### GIVEN ENTRIES
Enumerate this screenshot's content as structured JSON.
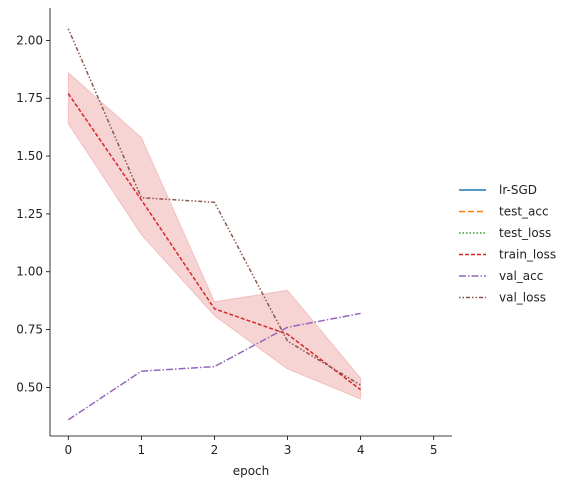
{
  "chart_data": {
    "type": "line",
    "xlabel": "epoch",
    "ylabel": "",
    "title": "",
    "xlim": [
      -0.25,
      5.25
    ],
    "ylim": [
      0.29,
      2.14
    ],
    "xticks": [
      0,
      1,
      2,
      3,
      4,
      5
    ],
    "yticks": [
      0.5,
      0.75,
      1.0,
      1.25,
      1.5,
      1.75,
      2.0
    ],
    "ytick_labels": [
      "0.50",
      "0.75",
      "1.00",
      "1.25",
      "1.50",
      "1.75",
      "2.00"
    ],
    "grid": false,
    "legend_position": "right",
    "series": [
      {
        "name": "lr-SGD",
        "color": "#1f77b4",
        "dash": "",
        "x": [],
        "y": []
      },
      {
        "name": "test_acc",
        "color": "#ff7f0e",
        "dash": "6 3",
        "x": [],
        "y": []
      },
      {
        "name": "test_loss",
        "color": "#2ca02c",
        "dash": "1.5 2",
        "x": [],
        "y": []
      },
      {
        "name": "train_loss",
        "color": "#d62728",
        "dash": "4 2",
        "x": [
          0,
          1,
          2,
          3,
          4
        ],
        "y": [
          1.77,
          1.31,
          0.84,
          0.73,
          0.49
        ],
        "band_lower": [
          1.64,
          1.16,
          0.81,
          0.58,
          0.45
        ],
        "band_upper": [
          1.86,
          1.58,
          0.87,
          0.92,
          0.54
        ]
      },
      {
        "name": "val_acc",
        "color": "#9467bd",
        "dash": "7 2 1.5 2",
        "x": [
          0,
          1,
          2,
          3,
          4
        ],
        "y": [
          0.36,
          0.57,
          0.59,
          0.76,
          0.82
        ]
      },
      {
        "name": "val_loss",
        "color": "#8c564b",
        "dash": "1.5 2 1.5 2 4 2",
        "x": [
          0,
          1,
          2,
          3,
          4
        ],
        "y": [
          2.05,
          1.32,
          1.3,
          0.7,
          0.51
        ]
      }
    ]
  }
}
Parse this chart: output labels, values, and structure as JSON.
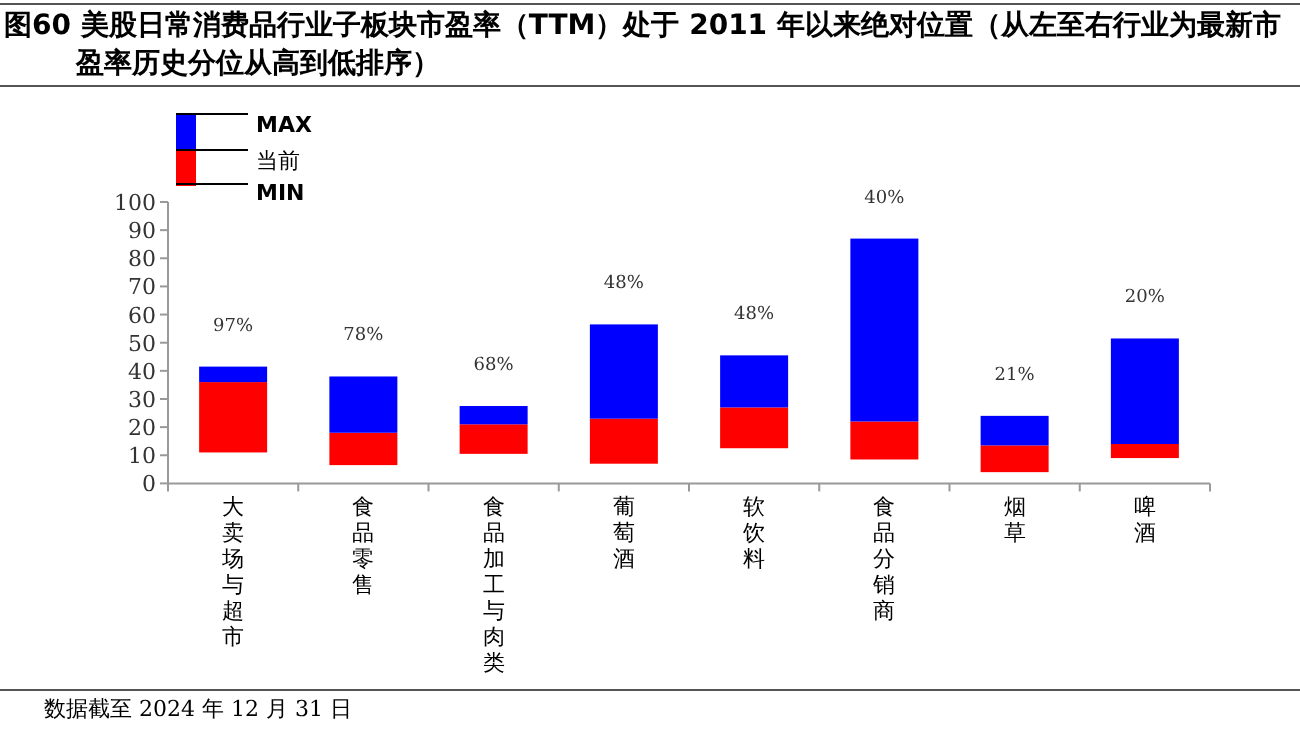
{
  "chart_data": {
    "type": "bar",
    "title": "图60 美股日常消费品行业子板块市盈率（TTM）处于 2011 年以来绝对位置（从左至右行业为最新市盈率历史分位从高到低排序）",
    "categories": [
      "大卖场与超市",
      "食品零售",
      "食品加工与肉类",
      "葡萄酒",
      "软饮料",
      "食品分销商",
      "烟草",
      "啤酒"
    ],
    "series": [
      {
        "color": "#ff0000",
        "base": [
          11,
          6.5,
          10.5,
          7,
          12.5,
          8.5,
          4,
          9
        ],
        "values": [
          25,
          11.5,
          10.5,
          16,
          14.5,
          13.5,
          9.5,
          5
        ]
      },
      {
        "color": "#0000ff",
        "base": [
          36,
          18,
          21,
          23,
          27,
          22,
          13.5,
          14
        ],
        "values": [
          5.5,
          20,
          6.5,
          33.5,
          18.5,
          65,
          10.5,
          37.5
        ]
      }
    ],
    "ylim": [
      0,
      100
    ],
    "yticks": [
      0,
      10,
      20,
      30,
      40,
      50,
      60,
      70,
      80,
      90,
      100
    ],
    "annotations": [
      "MAX",
      "当前",
      "MIN",
      "数据截至 2024 年 12 月 31 日",
      "97%",
      "78%",
      "68%",
      "48%",
      "48%",
      "40%",
      "21%",
      "20%"
    ]
  }
}
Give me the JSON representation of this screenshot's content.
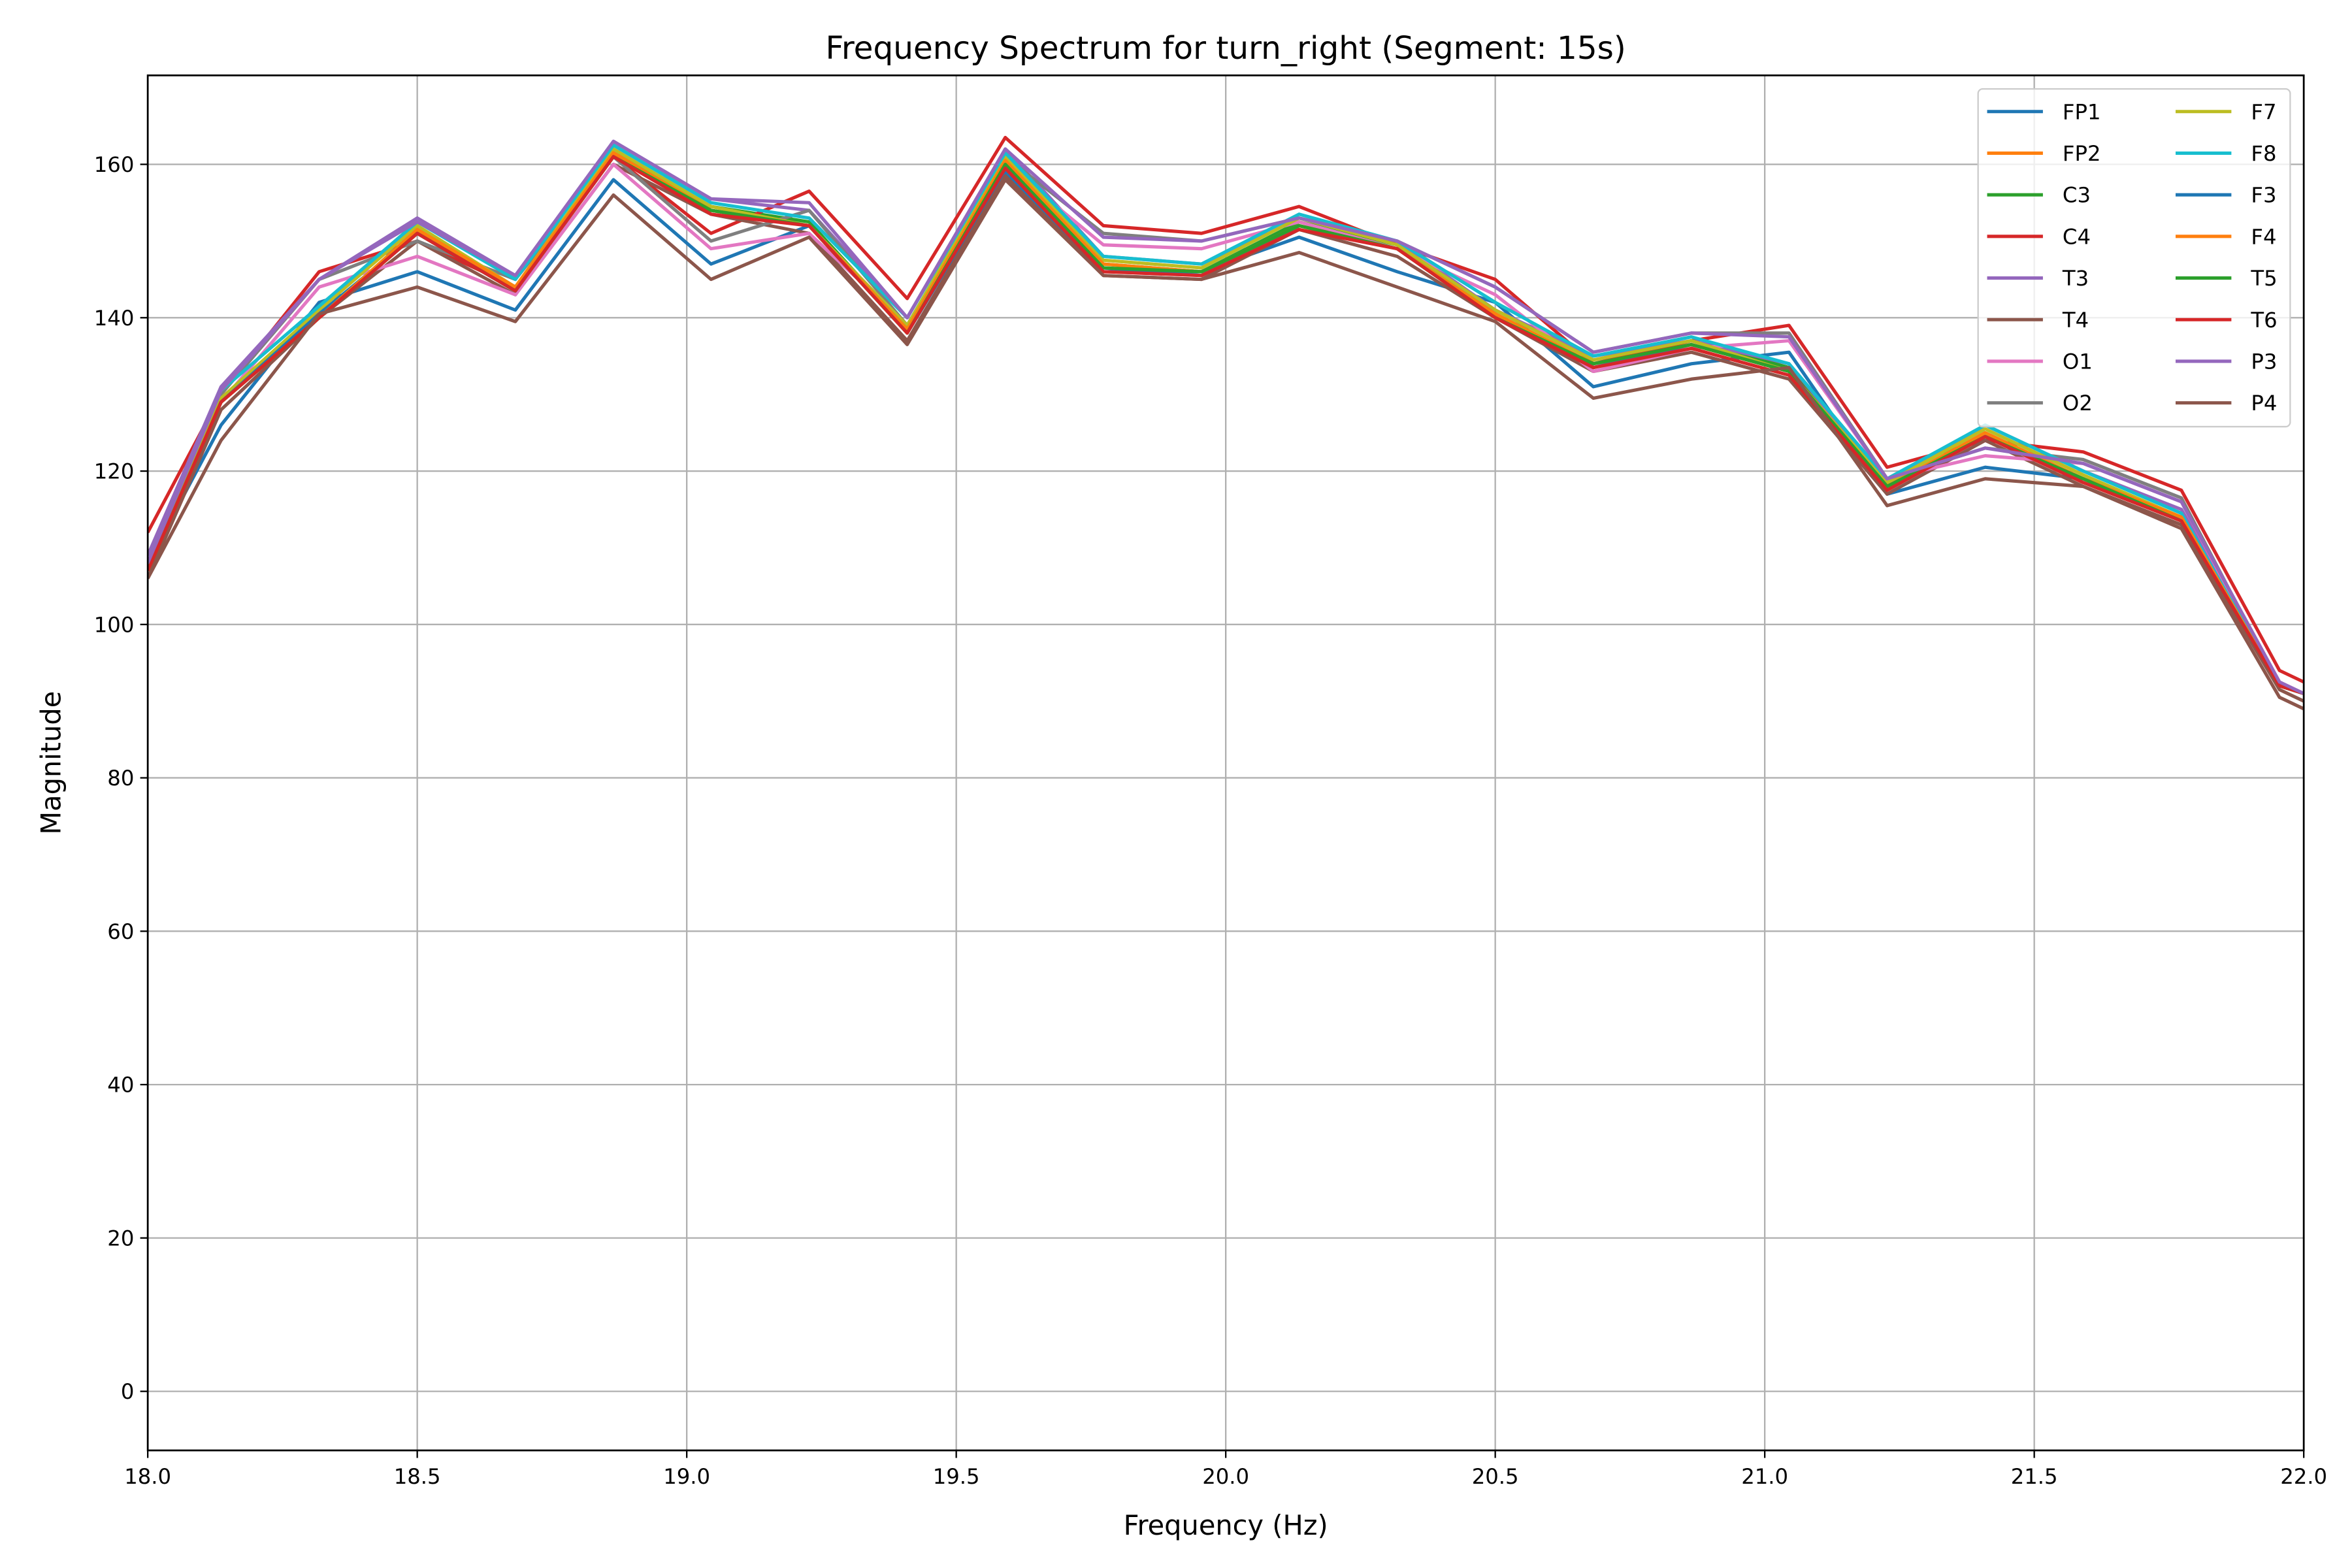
{
  "chart_data": {
    "type": "line",
    "title": "Frequency Spectrum for turn_right (Segment: 15s)",
    "xlabel": "Frequency (Hz)",
    "ylabel": "Magnitude",
    "xlim": [
      18.0,
      22.0
    ],
    "ylim": [
      -7.7,
      171.6
    ],
    "xticks": [
      18.0,
      18.5,
      19.0,
      19.5,
      20.0,
      20.5,
      21.0,
      21.5,
      22.0
    ],
    "xtick_labels": [
      "18.0",
      "18.5",
      "19.0",
      "19.5",
      "20.0",
      "20.5",
      "21.0",
      "21.5",
      "22.0"
    ],
    "yticks": [
      0,
      20,
      40,
      60,
      80,
      100,
      120,
      140,
      160
    ],
    "ytick_labels": [
      "0",
      "20",
      "40",
      "60",
      "80",
      "100",
      "120",
      "140",
      "160"
    ],
    "grid": true,
    "legend_placement": "top-right",
    "legend_columns": 2,
    "x": [
      18.0,
      18.136,
      18.318,
      18.5,
      18.682,
      18.864,
      19.045,
      19.227,
      19.409,
      19.591,
      19.773,
      19.955,
      20.136,
      20.318,
      20.5,
      20.682,
      20.864,
      21.045,
      21.227,
      21.409,
      21.591,
      21.773,
      21.955,
      22.0
    ],
    "series": [
      {
        "name": "FP1",
        "color": "#1f77b4",
        "values": [
          108,
          126,
          142,
          146,
          141,
          158,
          147,
          152,
          138,
          159,
          146,
          146,
          150.5,
          146,
          142,
          131,
          134,
          135.5,
          117,
          120.5,
          119,
          114,
          92,
          91
        ]
      },
      {
        "name": "FP2",
        "color": "#ff7f0e",
        "values": [
          107,
          129,
          140,
          151,
          143.5,
          161,
          154,
          152,
          138,
          160,
          146.5,
          145.5,
          152,
          149,
          140,
          133.5,
          136.5,
          133,
          118,
          124.5,
          119,
          113.5,
          92,
          91
        ]
      },
      {
        "name": "C3",
        "color": "#2ca02c",
        "values": [
          107,
          129.5,
          140,
          151.5,
          144,
          161.5,
          154.5,
          152.5,
          138.5,
          160,
          147,
          146,
          152.5,
          149.5,
          140.5,
          134,
          137,
          133.5,
          118,
          125,
          119,
          114,
          92,
          91
        ]
      },
      {
        "name": "C4",
        "color": "#d62728",
        "values": [
          112,
          130,
          146,
          150,
          144,
          161,
          151,
          156.5,
          142.5,
          163.5,
          152,
          151,
          154.5,
          149.5,
          145,
          134,
          137,
          139,
          120.5,
          124,
          122.5,
          117.5,
          94,
          92.5
        ]
      },
      {
        "name": "T3",
        "color": "#9467bd",
        "values": [
          109,
          131,
          145,
          153,
          145.5,
          163,
          155.5,
          154,
          140,
          162,
          148,
          147,
          153,
          150,
          141,
          135,
          137,
          134,
          118.5,
          126,
          120,
          115,
          92.5,
          91
        ]
      },
      {
        "name": "T4",
        "color": "#8c564b",
        "values": [
          106,
          128,
          140,
          150,
          143,
          160,
          153.5,
          151,
          137,
          158.5,
          145.5,
          145,
          151.5,
          148,
          140,
          133,
          135.5,
          132,
          117,
          124,
          118,
          113,
          91.5,
          90
        ]
      },
      {
        "name": "O1",
        "color": "#e377c2",
        "values": [
          108,
          129,
          144,
          148,
          143,
          160,
          149,
          151,
          139,
          160,
          149.5,
          149,
          152.5,
          149,
          143,
          133,
          136,
          137,
          119,
          122,
          121,
          116,
          92,
          91
        ]
      },
      {
        "name": "O2",
        "color": "#7f7f7f",
        "values": [
          108,
          130,
          145,
          150,
          145,
          161,
          150,
          154,
          139,
          161,
          151,
          150,
          153,
          150,
          144,
          135.5,
          138,
          138,
          119,
          123,
          121.5,
          116.5,
          92,
          91
        ]
      },
      {
        "name": "F7",
        "color": "#bcbd22",
        "values": [
          107,
          129.5,
          141,
          152,
          144,
          162,
          154.5,
          152,
          139,
          161,
          147.5,
          146.5,
          153,
          149.5,
          141,
          134.5,
          137,
          133,
          118.5,
          125.5,
          119.5,
          114,
          92,
          91
        ]
      },
      {
        "name": "F8",
        "color": "#17becf",
        "values": [
          108,
          130.5,
          141.5,
          152.5,
          145,
          162.5,
          155,
          153,
          140,
          161.5,
          148,
          147,
          153.5,
          150,
          142,
          135,
          137.5,
          134,
          119,
          126,
          120,
          114.5,
          92,
          91
        ]
      },
      {
        "name": "F3",
        "color": "#1f77b4",
        "values": [
          107,
          129,
          140.5,
          151,
          143.5,
          161,
          154,
          152,
          138.5,
          160,
          146.5,
          145.5,
          152,
          149,
          140.5,
          133.5,
          136.5,
          133,
          118,
          124.5,
          119,
          113.5,
          92,
          91
        ]
      },
      {
        "name": "F4",
        "color": "#ff7f0e",
        "values": [
          107,
          129,
          140,
          151.5,
          144,
          161.5,
          154,
          152,
          138.5,
          160.5,
          147,
          146,
          152,
          149,
          140.5,
          134,
          136.5,
          133,
          118,
          125,
          119,
          114,
          92,
          91
        ]
      },
      {
        "name": "T5",
        "color": "#2ca02c",
        "values": [
          107,
          129,
          140,
          151,
          143.5,
          161,
          154,
          152,
          138,
          160,
          146.5,
          146,
          152,
          149,
          140,
          134,
          136.5,
          133,
          118,
          124.5,
          119,
          113.5,
          92,
          91
        ]
      },
      {
        "name": "T6",
        "color": "#d62728",
        "values": [
          107,
          129,
          140,
          151,
          143.5,
          161,
          153.5,
          152,
          138,
          159.5,
          146,
          145.5,
          151.5,
          149,
          140,
          133.5,
          136,
          132.5,
          117.5,
          124.5,
          118.5,
          113.5,
          92,
          91
        ]
      },
      {
        "name": "P3",
        "color": "#9467bd",
        "values": [
          108,
          130.5,
          145,
          152.5,
          145.5,
          163,
          155.5,
          155,
          140,
          162,
          150.5,
          150,
          153,
          150,
          144,
          135.5,
          138,
          137.5,
          119,
          123,
          121,
          116,
          92.5,
          91
        ]
      },
      {
        "name": "P4",
        "color": "#8c564b",
        "values": [
          106,
          124,
          140.5,
          144,
          139.5,
          156,
          145,
          150.5,
          136.5,
          158,
          145.5,
          145,
          148.5,
          144,
          139.5,
          129.5,
          132,
          133.5,
          115.5,
          119,
          118,
          112.5,
          90.5,
          89
        ]
      }
    ]
  }
}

### WHAT IS REQUIRED
Go over the data above and copy every line that has the word "content" in it.

### SOLUTION FOR THIS EXERCISE
Enumerate this screenshot's content as structured JSON.
Give me the JSON representation of this screenshot's content.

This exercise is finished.